### Extrait du texte
━━━━━━━━
C’est dire si l’émotion ne nous a pas particulièrement submergés quand on annonça à grand renfort de réclame le come-back de Ron Sexsmith qui, vous n’allez pas le croire, a retravaillé pour l’occasion avec le producteur Martin Terefe ! Euh… qui ça ? Martin Terefe, on vous dit. Vous ne voyez pas ? Bon d’accord : personne ne sait vraiment qui est Martin Terefe (il est même possible que tout le monde s’en moque), tout ce qu’on sait c’est que c’est une bonne nouvelle de le voir au générique de ce nouvel opus – il aurait en effet produit les deux meilleurs albums de Sexsmith : Cobblestown Runway et Retriever. Ce n’est pas rien : Retriever est tout de même cet album exceptionnel qui renferme la sublime "Just My Heart Talkin’"… euh… non : en fait, elle est sur Blue Boy. Semble-t-il. À moins que ce soit sur Whereabouts. Ou un autre… ?


Bref depuis une bonne dizaine d’années maintenant l’idée de jeter une oreille sur le nouveau Ron Sexsmith n’est pas plus détestable qu’elle n’est excitante : il y a des chances pour que ce soit agréable, attachant et sympathique, trois mots à rayer de son vocabulaire lorsqu’on espère croiser un grand disque… mais trois mots tout à fait acceptables si on les applique à un artiste du calibre de celui-ci, aussi peu enclin à la folie qu’au charisme et dont seul le nom pourra éventuellement déplaire à nos mamans (et encore : il y a des mamans très funky). C’est donc avec étonnement qu’on se retrouve d’entrée de jeu cueilli par une jolie ritournelle instrumentale au titre pourtant peu engageant : "Spiritude". Mais que se passe-t-il donc ? On nous aurait changé notre Ron ?
━━━━━━━━
### Votre travail
A. Dans la critique du nouveau disque de Ron Sexsmith, avec quel producteur le chanteur a-t-il retravaillé ?
B. Résumez en deux phrases la critique du nouveau disque de Ron Sexsmith.

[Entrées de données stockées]
━━━━━━━━
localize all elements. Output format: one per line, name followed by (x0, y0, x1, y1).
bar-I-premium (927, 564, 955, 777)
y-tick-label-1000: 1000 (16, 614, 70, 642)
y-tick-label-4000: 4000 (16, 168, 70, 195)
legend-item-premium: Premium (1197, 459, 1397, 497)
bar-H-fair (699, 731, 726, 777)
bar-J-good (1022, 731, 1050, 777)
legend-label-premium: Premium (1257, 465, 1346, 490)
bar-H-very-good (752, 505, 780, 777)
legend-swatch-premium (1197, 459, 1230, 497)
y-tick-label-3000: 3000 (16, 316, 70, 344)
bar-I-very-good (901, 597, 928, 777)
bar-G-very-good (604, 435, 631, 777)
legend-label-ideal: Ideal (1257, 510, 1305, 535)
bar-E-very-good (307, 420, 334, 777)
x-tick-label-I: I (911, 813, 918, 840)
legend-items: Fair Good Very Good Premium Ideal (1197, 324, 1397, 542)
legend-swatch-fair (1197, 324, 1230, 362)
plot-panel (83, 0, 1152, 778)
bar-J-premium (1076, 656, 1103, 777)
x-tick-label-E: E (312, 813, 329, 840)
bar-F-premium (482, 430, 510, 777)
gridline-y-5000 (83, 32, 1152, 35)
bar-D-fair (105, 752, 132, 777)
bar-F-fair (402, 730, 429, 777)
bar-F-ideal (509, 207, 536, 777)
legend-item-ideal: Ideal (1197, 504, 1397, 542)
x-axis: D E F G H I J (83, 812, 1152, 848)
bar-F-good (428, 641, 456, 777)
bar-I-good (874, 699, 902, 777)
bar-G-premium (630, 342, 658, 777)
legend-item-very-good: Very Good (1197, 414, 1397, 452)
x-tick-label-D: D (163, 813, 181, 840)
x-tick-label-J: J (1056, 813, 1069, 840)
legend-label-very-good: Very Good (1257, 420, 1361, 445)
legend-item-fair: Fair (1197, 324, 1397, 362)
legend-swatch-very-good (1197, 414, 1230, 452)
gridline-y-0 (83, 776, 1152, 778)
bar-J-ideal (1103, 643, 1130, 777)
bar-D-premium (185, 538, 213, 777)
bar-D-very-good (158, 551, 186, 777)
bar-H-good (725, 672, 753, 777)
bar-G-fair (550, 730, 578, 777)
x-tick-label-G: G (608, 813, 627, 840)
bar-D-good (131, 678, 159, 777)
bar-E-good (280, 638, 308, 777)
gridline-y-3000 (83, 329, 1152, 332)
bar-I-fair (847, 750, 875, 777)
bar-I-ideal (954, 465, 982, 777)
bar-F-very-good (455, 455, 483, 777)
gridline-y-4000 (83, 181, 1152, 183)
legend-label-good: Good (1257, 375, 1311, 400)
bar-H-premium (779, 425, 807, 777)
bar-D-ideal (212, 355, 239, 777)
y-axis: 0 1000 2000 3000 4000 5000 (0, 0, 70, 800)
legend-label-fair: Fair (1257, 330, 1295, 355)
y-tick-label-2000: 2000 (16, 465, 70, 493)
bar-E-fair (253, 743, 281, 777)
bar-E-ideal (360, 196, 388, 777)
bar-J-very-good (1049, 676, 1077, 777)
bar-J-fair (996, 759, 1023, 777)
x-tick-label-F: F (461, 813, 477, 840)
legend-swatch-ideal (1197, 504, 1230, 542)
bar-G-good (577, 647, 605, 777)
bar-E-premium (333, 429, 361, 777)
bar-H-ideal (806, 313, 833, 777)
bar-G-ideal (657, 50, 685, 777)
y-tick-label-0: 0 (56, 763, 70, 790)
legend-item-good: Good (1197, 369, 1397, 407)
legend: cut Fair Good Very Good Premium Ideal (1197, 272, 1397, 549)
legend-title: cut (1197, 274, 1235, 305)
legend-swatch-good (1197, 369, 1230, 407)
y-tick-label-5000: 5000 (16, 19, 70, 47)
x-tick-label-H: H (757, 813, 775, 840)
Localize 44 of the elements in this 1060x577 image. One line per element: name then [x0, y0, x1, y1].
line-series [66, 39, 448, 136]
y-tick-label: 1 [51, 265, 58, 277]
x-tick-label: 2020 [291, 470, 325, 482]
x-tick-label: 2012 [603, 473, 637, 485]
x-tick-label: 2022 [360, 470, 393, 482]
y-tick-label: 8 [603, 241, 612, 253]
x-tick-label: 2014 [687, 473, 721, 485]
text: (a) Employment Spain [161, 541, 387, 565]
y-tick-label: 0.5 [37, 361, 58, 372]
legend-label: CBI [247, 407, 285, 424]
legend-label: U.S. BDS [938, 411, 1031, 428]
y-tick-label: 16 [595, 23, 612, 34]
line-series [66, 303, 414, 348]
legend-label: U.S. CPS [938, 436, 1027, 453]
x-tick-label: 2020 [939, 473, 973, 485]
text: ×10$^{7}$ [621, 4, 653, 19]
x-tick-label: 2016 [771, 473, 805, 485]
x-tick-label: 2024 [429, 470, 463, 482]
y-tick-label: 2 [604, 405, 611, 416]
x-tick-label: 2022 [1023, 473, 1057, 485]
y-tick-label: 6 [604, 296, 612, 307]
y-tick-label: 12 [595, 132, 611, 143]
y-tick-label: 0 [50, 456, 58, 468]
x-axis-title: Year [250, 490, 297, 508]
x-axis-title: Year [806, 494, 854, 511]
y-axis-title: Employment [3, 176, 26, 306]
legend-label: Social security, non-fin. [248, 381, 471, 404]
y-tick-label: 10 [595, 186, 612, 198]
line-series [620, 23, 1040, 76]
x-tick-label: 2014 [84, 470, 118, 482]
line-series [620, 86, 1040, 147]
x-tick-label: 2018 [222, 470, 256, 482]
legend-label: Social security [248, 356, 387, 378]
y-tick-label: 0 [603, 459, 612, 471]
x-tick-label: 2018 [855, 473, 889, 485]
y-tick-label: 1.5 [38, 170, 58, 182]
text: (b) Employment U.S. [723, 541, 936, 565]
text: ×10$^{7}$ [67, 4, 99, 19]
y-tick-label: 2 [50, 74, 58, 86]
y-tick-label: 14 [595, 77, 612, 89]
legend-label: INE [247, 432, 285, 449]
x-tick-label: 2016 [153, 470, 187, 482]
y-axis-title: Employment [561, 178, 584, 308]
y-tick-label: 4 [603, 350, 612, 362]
━━━━━━━━
### Les réponses
A. Avec Martin Terefe.

B. L'annonce du retour de Ron Sexsmith, qui a retravaillé avec le producteur Martin Terefe, n'a guère suscité d'émotion, même si la présence de ce nom est jugée comme une bonne nouvelle. Depuis une dizaine d'années, un nouveau disque de Sexsmith promet surtout d'être agréable, attachant et sympathique, mais celui-ci surprend dès le début avec une jolie ritournelle instrumentale intitulée « Spiritude ».